What you need to do:
In each line of the listing, change "location" to "position" and leave everything else as it is. Write out the revised lines without the pictures.

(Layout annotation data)
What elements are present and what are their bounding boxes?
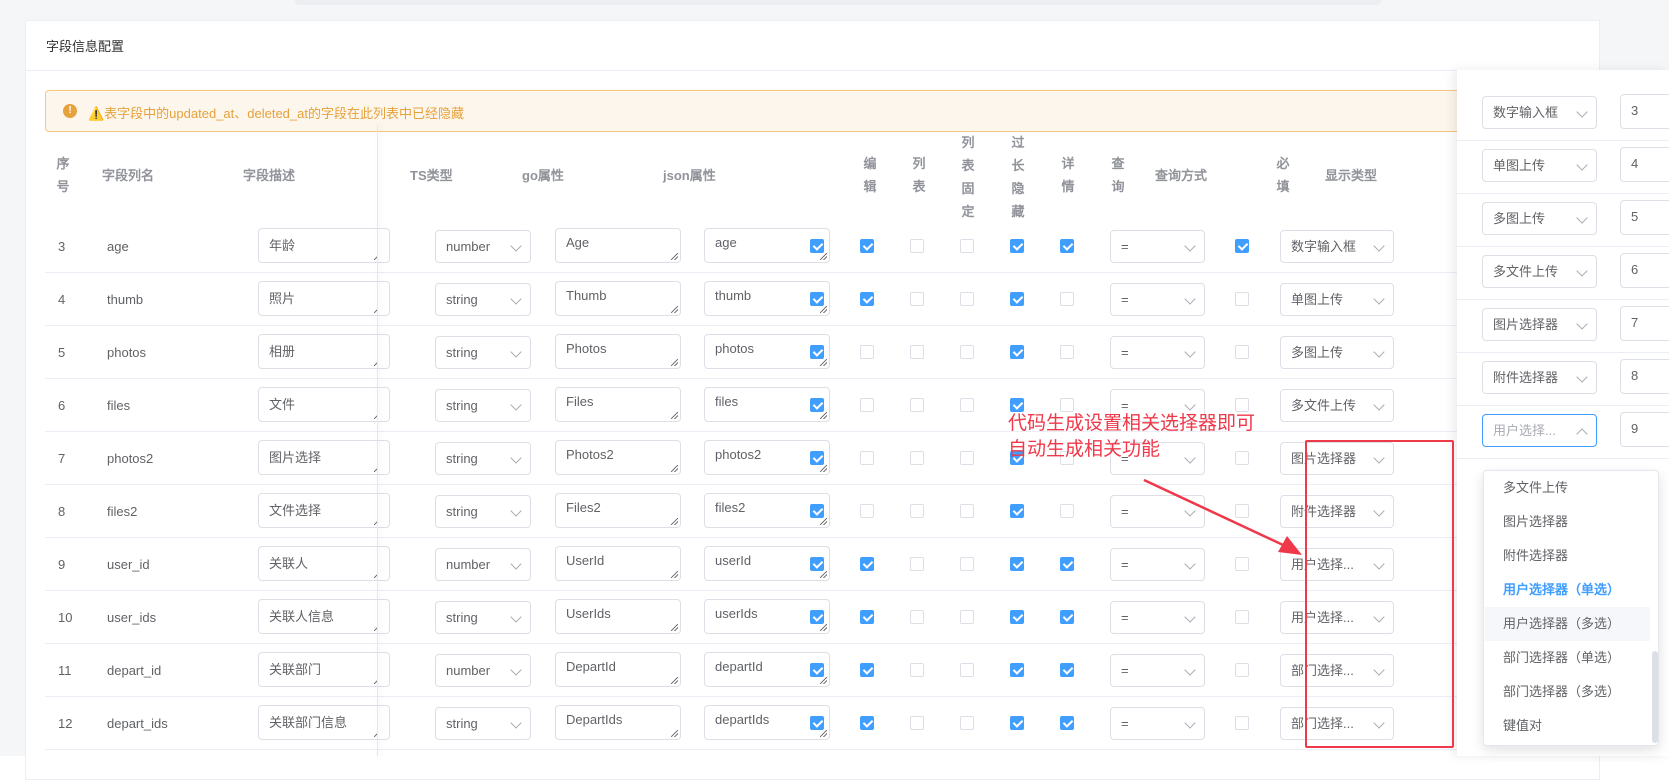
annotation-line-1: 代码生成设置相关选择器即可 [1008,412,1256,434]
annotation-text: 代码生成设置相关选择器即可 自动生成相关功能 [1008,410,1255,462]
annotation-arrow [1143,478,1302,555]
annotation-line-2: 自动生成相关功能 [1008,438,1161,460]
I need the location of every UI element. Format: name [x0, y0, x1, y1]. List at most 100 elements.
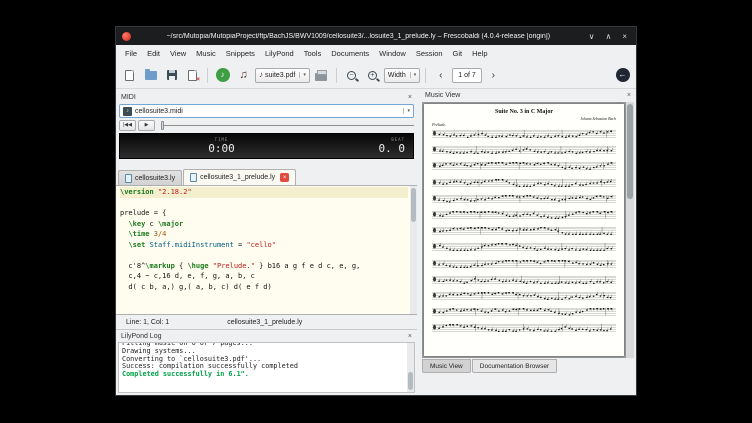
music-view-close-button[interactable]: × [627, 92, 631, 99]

Complete output:
What elements are present and what are their bounding boxes?
annotation-line-1: 代码生成设置相关选择器即可 [1008,412,1256,434]
annotation-text: 代码生成设置相关选择器即可 自动生成相关功能 [1008,410,1255,462]
annotation-arrow [1143,478,1302,555]
annotation-line-2: 自动生成相关功能 [1008,438,1161,460]
I need the position of every UI element. Format: name [x0, y0, x1, y1]. List at most 100 elements.
music-view-close-button[interactable]: × [627, 92, 631, 99]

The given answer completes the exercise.